## Saved entries

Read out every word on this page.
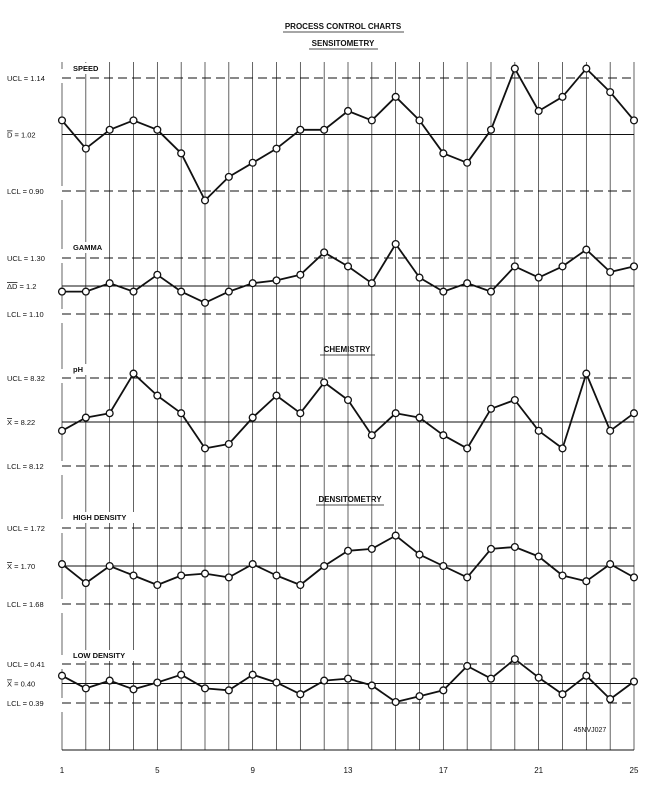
PROCESS CONTROL CHARTS
SENSITOMETRY
CHEMISTRY
DENSITOMETRY
45NVJ027
UCL = 1.14
D = 1.02
LCL = 0.90
SPEED
UCL = 1.30
ΔD = 1.2
LCL = 1.10
GAMMA
UCL = 8.32
X = 8.22
LCL = 8.12
pH
UCL = 1.72
X = 1.70
LCL = 1.68
HIGH DENSITY
UCL = 0.41
X = 0.40
LCL = 0.39
LOW DENSITY
1	5	9	13	17	21	25
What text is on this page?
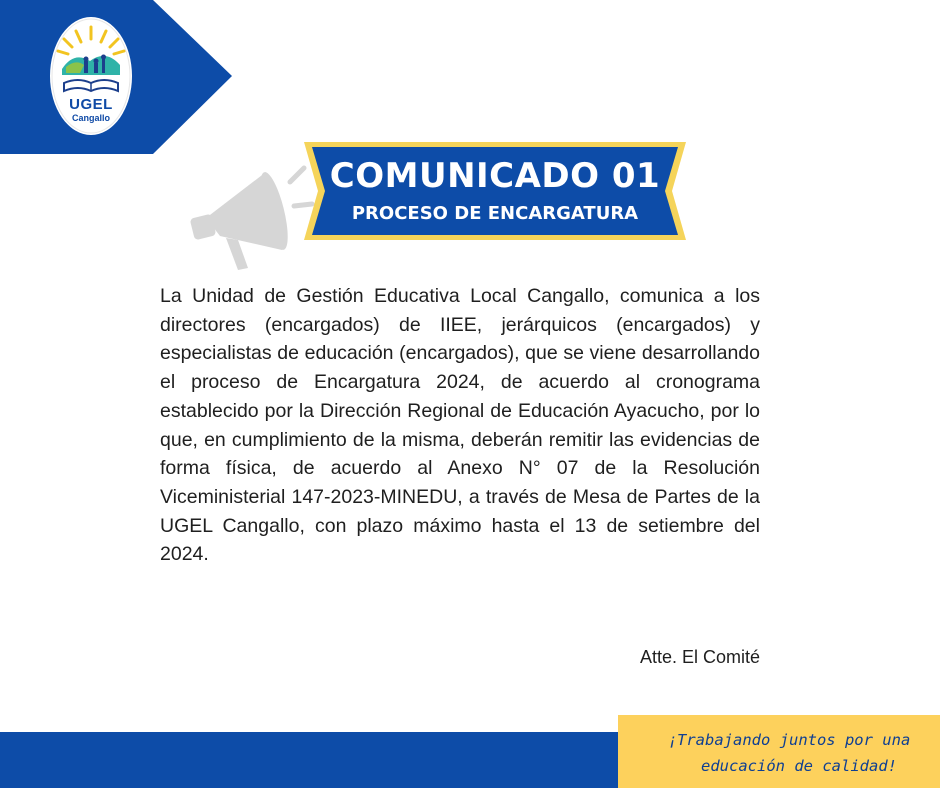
UGEL
Cangallo
COMUNICADO 01
PROCESO DE ENCARGATURA

La Unidad de Gestión Educativa Local Cangallo, comunica a los directores (encargados) de IIEE, jerárquicos (encargados) y especialistas de educación (encargados), que se viene desarrollando el proceso de Encargatura 2024, de acuerdo al cronograma establecido por la Dirección Regional de Educación Ayacucho, por lo que, en cumplimiento de la misma, deberán remitir las evidencias de forma física, de acuerdo al Anexo N° 07 de la Resolución Viceministerial 147-2023-MINEDU, a través de Mesa de Partes de la UGEL Cangallo, con plazo máximo hasta el 13 de setiembre del 2024.

Atte. El Comité
¡Trabajando juntos por una
educación de calidad!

## What to produce
Output exactly the lines from the one containing "What text is on this page?" through the last line of the records above, both included, leaving out any pictures.

## Full solution
What text is on this page?
UGEL
Cangallo
COMUNICADO 01
PROCESO DE ENCARGATURA

La Unidad de Gestión Educativa Local Cangallo, comunica a los directores (encargados) de IIEE, jerárquicos (encargados) y especialistas de educación (encargados), que se viene desarrollando el proceso de Encargatura 2024, de acuerdo al cronograma establecido por la Dirección Regional de Educación Ayacucho, por lo que, en cumplimiento de la misma, deberán remitir las evidencias de forma física, de acuerdo al Anexo N° 07 de la Resolución Viceministerial 147-2023-MINEDU, a través de Mesa de Partes de la UGEL Cangallo, con plazo máximo hasta el 13 de setiembre del 2024.

Atte. El Comité
¡Trabajando juntos por una
educación de calidad!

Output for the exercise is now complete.